DATA RECORDS Block Start
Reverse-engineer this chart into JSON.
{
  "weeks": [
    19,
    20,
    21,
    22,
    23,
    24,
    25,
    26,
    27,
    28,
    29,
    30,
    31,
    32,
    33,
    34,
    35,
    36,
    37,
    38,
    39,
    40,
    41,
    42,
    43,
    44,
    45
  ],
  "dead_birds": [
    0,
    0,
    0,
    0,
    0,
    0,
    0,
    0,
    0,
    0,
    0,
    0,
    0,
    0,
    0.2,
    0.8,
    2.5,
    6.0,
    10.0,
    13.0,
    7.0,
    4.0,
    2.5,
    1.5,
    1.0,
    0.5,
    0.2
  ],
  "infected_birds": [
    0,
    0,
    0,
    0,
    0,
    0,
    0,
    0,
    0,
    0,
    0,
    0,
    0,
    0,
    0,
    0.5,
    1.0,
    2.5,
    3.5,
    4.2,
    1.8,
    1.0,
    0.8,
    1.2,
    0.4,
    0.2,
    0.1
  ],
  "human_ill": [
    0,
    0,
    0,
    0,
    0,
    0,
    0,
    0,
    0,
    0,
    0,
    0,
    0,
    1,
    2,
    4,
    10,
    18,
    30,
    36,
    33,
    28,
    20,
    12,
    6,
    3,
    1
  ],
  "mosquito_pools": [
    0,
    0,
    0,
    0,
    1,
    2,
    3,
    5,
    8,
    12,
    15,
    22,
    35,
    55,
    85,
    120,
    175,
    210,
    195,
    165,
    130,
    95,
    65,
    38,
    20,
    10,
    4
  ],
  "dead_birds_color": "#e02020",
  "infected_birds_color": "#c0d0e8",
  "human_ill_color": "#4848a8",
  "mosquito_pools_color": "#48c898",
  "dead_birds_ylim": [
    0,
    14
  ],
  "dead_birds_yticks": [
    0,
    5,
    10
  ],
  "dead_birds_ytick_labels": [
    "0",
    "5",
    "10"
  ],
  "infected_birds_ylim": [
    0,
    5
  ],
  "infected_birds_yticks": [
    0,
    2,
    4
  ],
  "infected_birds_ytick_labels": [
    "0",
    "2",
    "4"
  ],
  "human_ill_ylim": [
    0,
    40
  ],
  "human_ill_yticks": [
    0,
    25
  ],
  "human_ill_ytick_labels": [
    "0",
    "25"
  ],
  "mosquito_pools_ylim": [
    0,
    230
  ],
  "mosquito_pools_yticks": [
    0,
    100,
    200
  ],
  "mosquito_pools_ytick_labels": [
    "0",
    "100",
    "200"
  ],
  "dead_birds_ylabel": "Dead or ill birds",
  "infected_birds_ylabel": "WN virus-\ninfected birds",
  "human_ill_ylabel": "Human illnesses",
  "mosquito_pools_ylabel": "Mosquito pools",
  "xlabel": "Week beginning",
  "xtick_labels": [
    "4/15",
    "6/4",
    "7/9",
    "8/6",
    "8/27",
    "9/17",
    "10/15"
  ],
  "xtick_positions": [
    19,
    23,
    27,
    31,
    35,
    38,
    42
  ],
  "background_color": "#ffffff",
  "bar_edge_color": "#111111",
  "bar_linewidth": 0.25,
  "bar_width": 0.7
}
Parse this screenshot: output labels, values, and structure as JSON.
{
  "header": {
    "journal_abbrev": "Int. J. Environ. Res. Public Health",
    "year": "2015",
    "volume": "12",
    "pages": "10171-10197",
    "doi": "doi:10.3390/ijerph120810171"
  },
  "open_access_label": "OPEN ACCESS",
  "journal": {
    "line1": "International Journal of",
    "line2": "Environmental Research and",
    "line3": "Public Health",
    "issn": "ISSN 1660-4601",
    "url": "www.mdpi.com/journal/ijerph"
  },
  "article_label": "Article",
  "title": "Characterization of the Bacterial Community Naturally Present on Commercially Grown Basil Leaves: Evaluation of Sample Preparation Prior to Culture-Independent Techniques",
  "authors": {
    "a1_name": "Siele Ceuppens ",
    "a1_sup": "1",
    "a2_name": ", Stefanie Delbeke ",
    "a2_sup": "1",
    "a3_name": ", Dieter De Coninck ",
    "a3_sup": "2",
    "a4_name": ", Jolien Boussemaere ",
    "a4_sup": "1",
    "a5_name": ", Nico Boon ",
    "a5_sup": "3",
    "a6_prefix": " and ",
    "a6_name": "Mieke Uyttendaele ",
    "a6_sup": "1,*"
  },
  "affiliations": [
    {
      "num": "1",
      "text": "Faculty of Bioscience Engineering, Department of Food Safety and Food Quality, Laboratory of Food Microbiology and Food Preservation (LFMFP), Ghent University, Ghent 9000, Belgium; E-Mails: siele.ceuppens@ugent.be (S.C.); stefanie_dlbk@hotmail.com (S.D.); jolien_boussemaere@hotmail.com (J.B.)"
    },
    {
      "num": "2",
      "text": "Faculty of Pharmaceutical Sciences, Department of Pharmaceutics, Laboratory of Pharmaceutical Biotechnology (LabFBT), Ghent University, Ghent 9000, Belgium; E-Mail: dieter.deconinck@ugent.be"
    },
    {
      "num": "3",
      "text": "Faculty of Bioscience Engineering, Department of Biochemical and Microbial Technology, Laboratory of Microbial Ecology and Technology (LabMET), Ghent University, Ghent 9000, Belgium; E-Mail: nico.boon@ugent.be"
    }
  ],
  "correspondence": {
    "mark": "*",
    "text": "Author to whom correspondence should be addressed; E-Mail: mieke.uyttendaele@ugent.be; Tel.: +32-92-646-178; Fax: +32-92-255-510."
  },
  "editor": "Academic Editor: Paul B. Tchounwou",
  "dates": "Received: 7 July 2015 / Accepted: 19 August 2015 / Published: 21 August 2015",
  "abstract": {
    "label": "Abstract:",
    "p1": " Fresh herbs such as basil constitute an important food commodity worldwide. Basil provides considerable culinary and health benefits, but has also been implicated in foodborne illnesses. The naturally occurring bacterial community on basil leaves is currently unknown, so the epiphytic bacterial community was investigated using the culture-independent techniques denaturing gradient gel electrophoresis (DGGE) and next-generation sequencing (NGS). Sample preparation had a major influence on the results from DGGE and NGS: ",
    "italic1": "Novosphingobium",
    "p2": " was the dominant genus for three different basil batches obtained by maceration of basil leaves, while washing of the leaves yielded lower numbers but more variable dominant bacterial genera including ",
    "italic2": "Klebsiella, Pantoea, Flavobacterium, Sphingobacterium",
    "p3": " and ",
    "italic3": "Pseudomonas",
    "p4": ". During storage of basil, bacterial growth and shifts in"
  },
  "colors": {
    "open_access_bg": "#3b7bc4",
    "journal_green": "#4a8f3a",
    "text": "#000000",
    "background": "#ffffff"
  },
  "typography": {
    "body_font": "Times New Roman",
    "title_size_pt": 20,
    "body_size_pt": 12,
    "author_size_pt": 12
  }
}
DATA RECORDS Block End
◆ EXERCISE BRIEF: Each line above is to be reproduced exactly.

◆ SOLUTION TO THIS EXERCISE:
Reverse-engineer this chart into JSON.
{
  "weeks": [
    19,
    20,
    21,
    22,
    23,
    24,
    25,
    26,
    27,
    28,
    29,
    30,
    31,
    32,
    33,
    34,
    35,
    36,
    37,
    38,
    39,
    40,
    41,
    42,
    43,
    44,
    45
  ],
  "dead_birds": [
    0,
    0,
    0,
    0,
    0,
    0,
    0,
    0,
    0,
    0,
    0,
    0,
    0,
    0,
    0.2,
    0.8,
    2.5,
    6.0,
    10.0,
    13.0,
    7.0,
    4.0,
    2.5,
    1.5,
    1.0,
    0.5,
    0.2
  ],
  "infected_birds": [
    0,
    0,
    0,
    0,
    0,
    0,
    0,
    0,
    0,
    0,
    0,
    0,
    0,
    0,
    0,
    0.5,
    1.0,
    2.5,
    3.5,
    4.2,
    1.8,
    1.0,
    0.8,
    1.2,
    0.4,
    0.2,
    0.1
  ],
  "human_ill": [
    0,
    0,
    0,
    0,
    0,
    0,
    0,
    0,
    0,
    0,
    0,
    0,
    0,
    1,
    2,
    4,
    10,
    18,
    30,
    36,
    33,
    28,
    20,
    12,
    6,
    3,
    1
  ],
  "mosquito_pools": [
    0,
    0,
    0,
    0,
    1,
    2,
    3,
    5,
    8,
    12,
    15,
    22,
    35,
    55,
    85,
    120,
    175,
    210,
    195,
    165,
    130,
    95,
    65,
    38,
    20,
    10,
    4
  ],
  "dead_birds_color": "#e02020",
  "infected_birds_color": "#c0d0e8",
  "human_ill_color": "#4848a8",
  "mosquito_pools_color": "#48c898",
  "dead_birds_ylim": [
    0,
    14
  ],
  "dead_birds_yticks": [
    0,
    5,
    10
  ],
  "dead_birds_ytick_labels": [
    "0",
    "5",
    "10"
  ],
  "infected_birds_ylim": [
    0,
    5
  ],
  "infected_birds_yticks": [
    0,
    2,
    4
  ],
  "infected_birds_ytick_labels": [
    "0",
    "2",
    "4"
  ],
  "human_ill_ylim": [
    0,
    40
  ],
  "human_ill_yticks": [
    0,
    25
  ],
  "human_ill_ytick_labels": [
    "0",
    "25"
  ],
  "mosquito_pools_ylim": [
    0,
    230
  ],
  "mosquito_pools_yticks": [
    0,
    100,
    200
  ],
  "mosquito_pools_ytick_labels": [
    "0",
    "100",
    "200"
  ],
  "dead_birds_ylabel": "Dead or ill birds",
  "infected_birds_ylabel": "WN virus-\ninfected birds",
  "human_ill_ylabel": "Human illnesses",
  "mosquito_pools_ylabel": "Mosquito pools",
  "xlabel": "Week beginning",
  "xtick_labels": [
    "4/15",
    "6/4",
    "7/9",
    "8/6",
    "8/27",
    "9/17",
    "10/15"
  ],
  "xtick_positions": [
    19,
    23,
    27,
    31,
    35,
    38,
    42
  ],
  "background_color": "#ffffff",
  "bar_edge_color": "#111111",
  "bar_linewidth": 0.25,
  "bar_width": 0.7
}
Parse this screenshot: output labels, values, and structure as JSON.
{
  "header": {
    "journal_abbrev": "Int. J. Environ. Res. Public Health",
    "year": "2015",
    "volume": "12",
    "pages": "10171-10197",
    "doi": "doi:10.3390/ijerph120810171"
  },
  "open_access_label": "OPEN ACCESS",
  "journal": {
    "line1": "International Journal of",
    "line2": "Environmental Research and",
    "line3": "Public Health",
    "issn": "ISSN 1660-4601",
    "url": "www.mdpi.com/journal/ijerph"
  },
  "article_label": "Article",
  "title": "Characterization of the Bacterial Community Naturally Present on Commercially Grown Basil Leaves: Evaluation of Sample Preparation Prior to Culture-Independent Techniques",
  "authors": {
    "a1_name": "Siele Ceuppens ",
    "a1_sup": "1",
    "a2_name": ", Stefanie Delbeke ",
    "a2_sup": "1",
    "a3_name": ", Dieter De Coninck ",
    "a3_sup": "2",
    "a4_name": ", Jolien Boussemaere ",
    "a4_sup": "1",
    "a5_name": ", Nico Boon ",
    "a5_sup": "3",
    "a6_prefix": " and ",
    "a6_name": "Mieke Uyttendaele ",
    "a6_sup": "1,*"
  },
  "affiliations": [
    {
      "num": "1",
      "text": "Faculty of Bioscience Engineering, Department of Food Safety and Food Quality, Laboratory of Food Microbiology and Food Preservation (LFMFP), Ghent University, Ghent 9000, Belgium; E-Mails: siele.ceuppens@ugent.be (S.C.); stefanie_dlbk@hotmail.com (S.D.); jolien_boussemaere@hotmail.com (J.B.)"
    },
    {
      "num": "2",
      "text": "Faculty of Pharmaceutical Sciences, Department of Pharmaceutics, Laboratory of Pharmaceutical Biotechnology (LabFBT), Ghent University, Ghent 9000, Belgium; E-Mail: dieter.deconinck@ugent.be"
    },
    {
      "num": "3",
      "text": "Faculty of Bioscience Engineering, Department of Biochemical and Microbial Technology, Laboratory of Microbial Ecology and Technology (LabMET), Ghent University, Ghent 9000, Belgium; E-Mail: nico.boon@ugent.be"
    }
  ],
  "correspondence": {
    "mark": "*",
    "text": "Author to whom correspondence should be addressed; E-Mail: mieke.uyttendaele@ugent.be; Tel.: +32-92-646-178; Fax: +32-92-255-510."
  },
  "editor": "Academic Editor: Paul B. Tchounwou",
  "dates": "Received: 7 July 2015 / Accepted: 19 August 2015 / Published: 21 August 2015",
  "abstract": {
    "label": "Abstract:",
    "p1": " Fresh herbs such as basil constitute an important food commodity worldwide. Basil provides considerable culinary and health benefits, but has also been implicated in foodborne illnesses. The naturally occurring bacterial community on basil leaves is currently unknown, so the epiphytic bacterial community was investigated using the culture-independent techniques denaturing gradient gel electrophoresis (DGGE) and next-generation sequencing (NGS). Sample preparation had a major influence on the results from DGGE and NGS: ",
    "italic1": "Novosphingobium",
    "p2": " was the dominant genus for three different basil batches obtained by maceration of basil leaves, while washing of the leaves yielded lower numbers but more variable dominant bacterial genera including ",
    "italic2": "Klebsiella, Pantoea, Flavobacterium, Sphingobacterium",
    "p3": " and ",
    "italic3": "Pseudomonas",
    "p4": ". During storage of basil, bacterial growth and shifts in"
  },
  "colors": {
    "open_access_bg": "#3b7bc4",
    "journal_green": "#4a8f3a",
    "text": "#000000",
    "background": "#ffffff"
  },
  "typography": {
    "body_font": "Times New Roman",
    "title_size_pt": 20,
    "body_size_pt": 12,
    "author_size_pt": 12
  }
}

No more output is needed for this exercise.